TASK STATEMENT — Your task is to copy every line of the records below that contains "года".

DATASET ROWS —

►

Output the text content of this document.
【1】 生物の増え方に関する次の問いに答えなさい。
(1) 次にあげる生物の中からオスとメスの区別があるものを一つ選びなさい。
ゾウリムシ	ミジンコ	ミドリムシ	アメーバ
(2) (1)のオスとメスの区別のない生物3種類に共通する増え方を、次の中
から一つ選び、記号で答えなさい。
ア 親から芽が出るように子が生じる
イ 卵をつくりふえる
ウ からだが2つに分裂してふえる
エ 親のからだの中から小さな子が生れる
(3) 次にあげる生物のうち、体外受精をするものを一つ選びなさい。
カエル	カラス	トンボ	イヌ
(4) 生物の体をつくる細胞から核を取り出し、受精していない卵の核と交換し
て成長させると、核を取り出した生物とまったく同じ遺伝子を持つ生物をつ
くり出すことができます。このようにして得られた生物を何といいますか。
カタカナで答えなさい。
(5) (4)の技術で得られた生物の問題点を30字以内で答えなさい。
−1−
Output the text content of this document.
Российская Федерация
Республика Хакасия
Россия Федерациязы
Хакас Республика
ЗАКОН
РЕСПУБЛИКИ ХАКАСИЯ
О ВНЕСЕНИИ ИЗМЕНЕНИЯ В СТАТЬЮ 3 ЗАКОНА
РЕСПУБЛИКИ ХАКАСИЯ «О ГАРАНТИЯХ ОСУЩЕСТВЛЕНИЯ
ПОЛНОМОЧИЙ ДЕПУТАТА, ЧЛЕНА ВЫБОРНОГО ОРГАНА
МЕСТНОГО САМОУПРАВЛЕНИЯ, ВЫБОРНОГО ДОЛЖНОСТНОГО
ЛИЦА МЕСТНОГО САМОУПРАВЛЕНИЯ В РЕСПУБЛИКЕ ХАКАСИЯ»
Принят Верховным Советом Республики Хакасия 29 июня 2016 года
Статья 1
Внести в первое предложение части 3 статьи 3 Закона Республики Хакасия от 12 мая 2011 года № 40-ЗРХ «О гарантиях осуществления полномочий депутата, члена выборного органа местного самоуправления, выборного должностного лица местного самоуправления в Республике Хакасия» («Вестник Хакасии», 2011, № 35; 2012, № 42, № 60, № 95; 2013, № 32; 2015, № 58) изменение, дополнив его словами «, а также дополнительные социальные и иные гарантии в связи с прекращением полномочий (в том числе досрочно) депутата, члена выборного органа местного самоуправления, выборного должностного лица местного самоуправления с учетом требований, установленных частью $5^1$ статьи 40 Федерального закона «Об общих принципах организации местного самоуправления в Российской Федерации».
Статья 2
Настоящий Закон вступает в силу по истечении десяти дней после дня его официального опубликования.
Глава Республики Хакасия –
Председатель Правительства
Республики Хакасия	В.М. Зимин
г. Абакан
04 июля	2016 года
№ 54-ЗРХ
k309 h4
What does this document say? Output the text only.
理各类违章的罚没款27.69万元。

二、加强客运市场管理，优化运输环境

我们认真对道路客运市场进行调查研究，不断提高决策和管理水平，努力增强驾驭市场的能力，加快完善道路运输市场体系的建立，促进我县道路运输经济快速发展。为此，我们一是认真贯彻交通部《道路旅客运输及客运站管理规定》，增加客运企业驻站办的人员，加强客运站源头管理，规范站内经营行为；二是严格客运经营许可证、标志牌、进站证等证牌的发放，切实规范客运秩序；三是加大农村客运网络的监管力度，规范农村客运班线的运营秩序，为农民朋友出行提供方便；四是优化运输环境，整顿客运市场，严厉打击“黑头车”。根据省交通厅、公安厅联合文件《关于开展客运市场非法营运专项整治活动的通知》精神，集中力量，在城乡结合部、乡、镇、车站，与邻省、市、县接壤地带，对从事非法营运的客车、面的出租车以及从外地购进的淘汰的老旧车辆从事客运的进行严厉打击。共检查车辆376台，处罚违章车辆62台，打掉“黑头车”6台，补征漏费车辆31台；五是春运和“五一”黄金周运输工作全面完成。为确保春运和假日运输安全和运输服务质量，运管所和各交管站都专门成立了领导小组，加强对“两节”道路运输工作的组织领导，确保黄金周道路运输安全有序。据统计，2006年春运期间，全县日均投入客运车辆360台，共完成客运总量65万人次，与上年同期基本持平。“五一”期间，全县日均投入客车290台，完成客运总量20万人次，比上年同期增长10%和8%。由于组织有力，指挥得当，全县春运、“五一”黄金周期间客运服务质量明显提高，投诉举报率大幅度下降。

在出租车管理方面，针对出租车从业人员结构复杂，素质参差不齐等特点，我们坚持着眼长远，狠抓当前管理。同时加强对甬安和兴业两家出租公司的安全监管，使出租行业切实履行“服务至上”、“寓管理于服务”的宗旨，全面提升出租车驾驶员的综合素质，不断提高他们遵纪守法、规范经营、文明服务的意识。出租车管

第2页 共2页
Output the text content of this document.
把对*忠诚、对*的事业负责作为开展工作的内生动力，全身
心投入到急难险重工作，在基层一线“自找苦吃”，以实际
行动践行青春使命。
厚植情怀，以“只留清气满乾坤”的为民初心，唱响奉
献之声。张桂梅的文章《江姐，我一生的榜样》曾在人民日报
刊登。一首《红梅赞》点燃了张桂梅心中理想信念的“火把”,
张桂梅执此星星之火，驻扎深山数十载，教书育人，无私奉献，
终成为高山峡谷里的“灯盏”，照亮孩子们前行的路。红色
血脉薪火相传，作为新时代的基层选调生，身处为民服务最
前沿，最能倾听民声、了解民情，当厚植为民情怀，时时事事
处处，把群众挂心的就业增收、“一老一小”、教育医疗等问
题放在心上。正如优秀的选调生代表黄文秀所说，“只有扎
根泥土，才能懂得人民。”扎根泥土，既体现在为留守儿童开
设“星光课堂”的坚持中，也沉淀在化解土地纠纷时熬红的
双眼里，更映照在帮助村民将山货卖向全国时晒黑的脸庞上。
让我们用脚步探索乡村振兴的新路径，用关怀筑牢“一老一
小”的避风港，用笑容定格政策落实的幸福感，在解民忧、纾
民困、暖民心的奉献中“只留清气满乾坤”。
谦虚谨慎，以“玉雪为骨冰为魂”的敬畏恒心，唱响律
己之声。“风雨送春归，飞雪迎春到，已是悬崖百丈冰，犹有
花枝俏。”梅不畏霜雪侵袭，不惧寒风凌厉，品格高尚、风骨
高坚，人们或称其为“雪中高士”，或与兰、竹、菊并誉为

◄

FULL OUTPUT —
Принят Верховным Советом Республики Хакасия 29 июня 2016 года
Внести в первое предложение части 3 статьи 3 Закона Республики Хакасия от 12 мая 2011 года № 40-ЗРХ «О гарантиях осуществления полномочий депутата, члена выборного органа местного самоуправления, выборного должностного лица местного самоуправления в Республике Хакасия» («Вестник Хакасии», 2011, № 35; 2012, № 42, № 60, № 95; 2013, № 32; 2015, № 58) изменение, дополнив его словами «, а также дополнительные социальные и иные гарантии в связи с прекращением полномочий (в том числе досрочно) депутата, члена выборного органа местного самоуправления, выборного должностного лица местного самоуправления с учетом требований, установленных частью $5^1$ статьи 40 Федерального закона «Об общих принципах организации местного самоуправления в Российской Федерации».
04 июля	2016 года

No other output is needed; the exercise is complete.